* **Task**
Leave the pictures out. Return all other data exactly.

[Part of a data file]
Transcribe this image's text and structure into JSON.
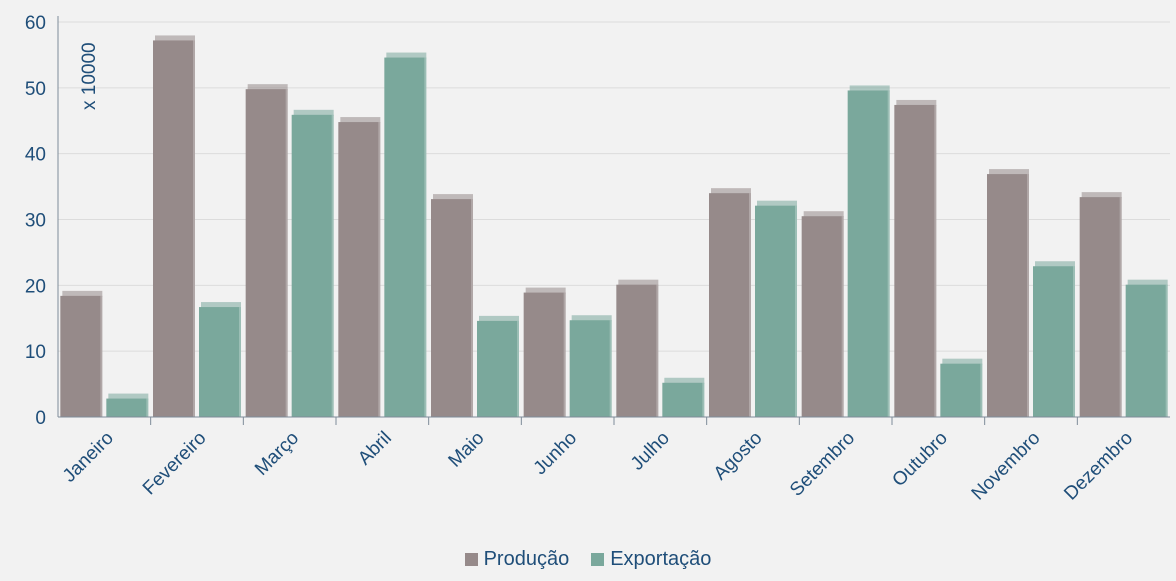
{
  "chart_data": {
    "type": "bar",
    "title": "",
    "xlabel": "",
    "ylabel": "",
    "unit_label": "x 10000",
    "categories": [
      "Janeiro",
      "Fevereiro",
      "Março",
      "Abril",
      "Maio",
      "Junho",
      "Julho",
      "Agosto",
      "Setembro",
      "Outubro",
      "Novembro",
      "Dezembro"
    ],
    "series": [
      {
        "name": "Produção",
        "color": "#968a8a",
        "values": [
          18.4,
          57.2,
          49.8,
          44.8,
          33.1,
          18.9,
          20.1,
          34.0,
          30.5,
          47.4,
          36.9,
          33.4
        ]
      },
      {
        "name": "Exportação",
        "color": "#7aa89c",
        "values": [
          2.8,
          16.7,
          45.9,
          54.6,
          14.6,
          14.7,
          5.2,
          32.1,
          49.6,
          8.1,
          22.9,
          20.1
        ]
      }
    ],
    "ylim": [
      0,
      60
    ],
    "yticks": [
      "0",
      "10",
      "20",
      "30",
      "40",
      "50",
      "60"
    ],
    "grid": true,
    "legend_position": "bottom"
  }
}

* **Expected answer**
Transcribe this image's text and structure into JSON.
{
  "chart_data": {
    "type": "bar",
    "title": "",
    "xlabel": "",
    "ylabel": "",
    "unit_label": "x 10000",
    "categories": [
      "Janeiro",
      "Fevereiro",
      "Março",
      "Abril",
      "Maio",
      "Junho",
      "Julho",
      "Agosto",
      "Setembro",
      "Outubro",
      "Novembro",
      "Dezembro"
    ],
    "series": [
      {
        "name": "Produção",
        "color": "#968a8a",
        "values": [
          18.4,
          57.2,
          49.8,
          44.8,
          33.1,
          18.9,
          20.1,
          34.0,
          30.5,
          47.4,
          36.9,
          33.4
        ]
      },
      {
        "name": "Exportação",
        "color": "#7aa89c",
        "values": [
          2.8,
          16.7,
          45.9,
          54.6,
          14.6,
          14.7,
          5.2,
          32.1,
          49.6,
          8.1,
          22.9,
          20.1
        ]
      }
    ],
    "ylim": [
      0,
      60
    ],
    "yticks": [
      "0",
      "10",
      "20",
      "30",
      "40",
      "50",
      "60"
    ],
    "grid": true,
    "legend_position": "bottom"
  }
}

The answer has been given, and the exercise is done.